◆ **Required work**
Copy the records word for word, from the very first line down to and including the line that contains "col-header-vendor: ชื่อผู้ขาย [270,521,365,538]".

◆ **Data listing**
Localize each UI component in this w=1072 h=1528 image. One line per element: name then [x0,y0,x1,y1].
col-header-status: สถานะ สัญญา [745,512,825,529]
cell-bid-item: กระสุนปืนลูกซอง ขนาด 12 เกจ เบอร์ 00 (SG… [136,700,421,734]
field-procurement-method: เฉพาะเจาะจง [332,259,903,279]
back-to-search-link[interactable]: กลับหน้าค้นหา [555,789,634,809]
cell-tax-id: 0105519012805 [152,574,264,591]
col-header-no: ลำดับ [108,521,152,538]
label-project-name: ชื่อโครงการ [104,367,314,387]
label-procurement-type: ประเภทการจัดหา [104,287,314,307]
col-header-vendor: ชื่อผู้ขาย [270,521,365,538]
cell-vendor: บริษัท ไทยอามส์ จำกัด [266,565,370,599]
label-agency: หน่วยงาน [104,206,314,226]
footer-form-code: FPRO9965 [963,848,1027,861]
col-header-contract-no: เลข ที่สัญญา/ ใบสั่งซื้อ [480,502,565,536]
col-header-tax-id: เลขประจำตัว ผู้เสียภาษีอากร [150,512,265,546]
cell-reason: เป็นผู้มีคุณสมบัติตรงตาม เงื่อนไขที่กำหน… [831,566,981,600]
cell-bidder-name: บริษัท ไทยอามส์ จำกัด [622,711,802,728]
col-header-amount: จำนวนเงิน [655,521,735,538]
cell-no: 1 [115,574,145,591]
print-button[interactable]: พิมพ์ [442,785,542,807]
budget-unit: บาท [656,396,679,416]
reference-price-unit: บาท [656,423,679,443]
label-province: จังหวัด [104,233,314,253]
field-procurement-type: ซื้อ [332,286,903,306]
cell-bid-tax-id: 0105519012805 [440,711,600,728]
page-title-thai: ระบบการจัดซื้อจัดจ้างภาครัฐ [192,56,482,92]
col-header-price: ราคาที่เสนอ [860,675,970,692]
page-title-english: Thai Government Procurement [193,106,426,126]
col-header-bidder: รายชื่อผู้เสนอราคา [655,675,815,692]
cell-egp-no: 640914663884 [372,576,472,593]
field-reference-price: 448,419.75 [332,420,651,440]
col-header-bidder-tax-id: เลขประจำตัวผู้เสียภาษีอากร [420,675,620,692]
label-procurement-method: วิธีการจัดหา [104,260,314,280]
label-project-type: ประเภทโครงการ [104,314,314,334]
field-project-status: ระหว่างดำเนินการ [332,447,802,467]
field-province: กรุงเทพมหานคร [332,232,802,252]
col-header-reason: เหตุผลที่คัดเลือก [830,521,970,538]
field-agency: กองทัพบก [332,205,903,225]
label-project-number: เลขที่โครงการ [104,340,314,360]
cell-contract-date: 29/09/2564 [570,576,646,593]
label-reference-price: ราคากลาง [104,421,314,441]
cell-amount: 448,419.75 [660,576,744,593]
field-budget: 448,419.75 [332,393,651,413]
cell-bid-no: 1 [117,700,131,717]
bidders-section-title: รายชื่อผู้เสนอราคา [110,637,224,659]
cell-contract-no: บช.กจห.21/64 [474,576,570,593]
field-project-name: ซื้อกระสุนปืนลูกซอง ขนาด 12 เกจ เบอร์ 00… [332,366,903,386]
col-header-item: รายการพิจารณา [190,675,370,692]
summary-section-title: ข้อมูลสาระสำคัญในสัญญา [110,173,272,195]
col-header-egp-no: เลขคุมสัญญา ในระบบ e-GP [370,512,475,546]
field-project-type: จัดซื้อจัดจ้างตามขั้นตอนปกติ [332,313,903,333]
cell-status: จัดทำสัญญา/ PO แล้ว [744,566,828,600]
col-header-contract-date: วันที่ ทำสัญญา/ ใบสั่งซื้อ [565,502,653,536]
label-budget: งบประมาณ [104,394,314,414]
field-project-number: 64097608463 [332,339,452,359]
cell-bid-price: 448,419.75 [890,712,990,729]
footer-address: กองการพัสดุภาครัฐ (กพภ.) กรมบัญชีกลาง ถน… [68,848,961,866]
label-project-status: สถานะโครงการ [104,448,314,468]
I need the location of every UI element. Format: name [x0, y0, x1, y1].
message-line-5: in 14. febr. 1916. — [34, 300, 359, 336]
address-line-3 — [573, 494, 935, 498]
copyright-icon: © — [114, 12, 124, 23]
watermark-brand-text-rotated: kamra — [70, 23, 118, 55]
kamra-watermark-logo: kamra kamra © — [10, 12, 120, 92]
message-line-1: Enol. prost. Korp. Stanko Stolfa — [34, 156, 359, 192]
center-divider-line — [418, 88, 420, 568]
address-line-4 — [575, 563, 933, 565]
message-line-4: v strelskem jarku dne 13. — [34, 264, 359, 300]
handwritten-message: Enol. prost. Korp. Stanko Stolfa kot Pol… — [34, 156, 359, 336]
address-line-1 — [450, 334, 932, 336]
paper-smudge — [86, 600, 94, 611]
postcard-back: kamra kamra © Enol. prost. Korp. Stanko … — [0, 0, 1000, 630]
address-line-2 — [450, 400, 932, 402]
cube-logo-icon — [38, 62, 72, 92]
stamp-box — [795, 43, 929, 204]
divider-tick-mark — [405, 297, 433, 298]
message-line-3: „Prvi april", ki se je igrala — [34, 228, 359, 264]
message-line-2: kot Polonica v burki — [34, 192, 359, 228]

◆ **Written solution**
Localize each UI component in this w=1072 h=1528 image. One line per element: name then [x0,y0,x1,y1].
col-header-status: สถานะ สัญญา [745,512,825,529]
cell-bid-item: กระสุนปืนลูกซอง ขนาด 12 เกจ เบอร์ 00 (SG… [136,700,421,734]
field-procurement-method: เฉพาะเจาะจง [332,259,903,279]
back-to-search-link[interactable]: กลับหน้าค้นหา [555,789,634,809]
cell-tax-id: 0105519012805 [152,574,264,591]
col-header-no: ลำดับ [108,521,152,538]
label-project-name: ชื่อโครงการ [104,367,314,387]
label-procurement-type: ประเภทการจัดหา [104,287,314,307]
col-header-vendor: ชื่อผู้ขาย [270,521,365,538]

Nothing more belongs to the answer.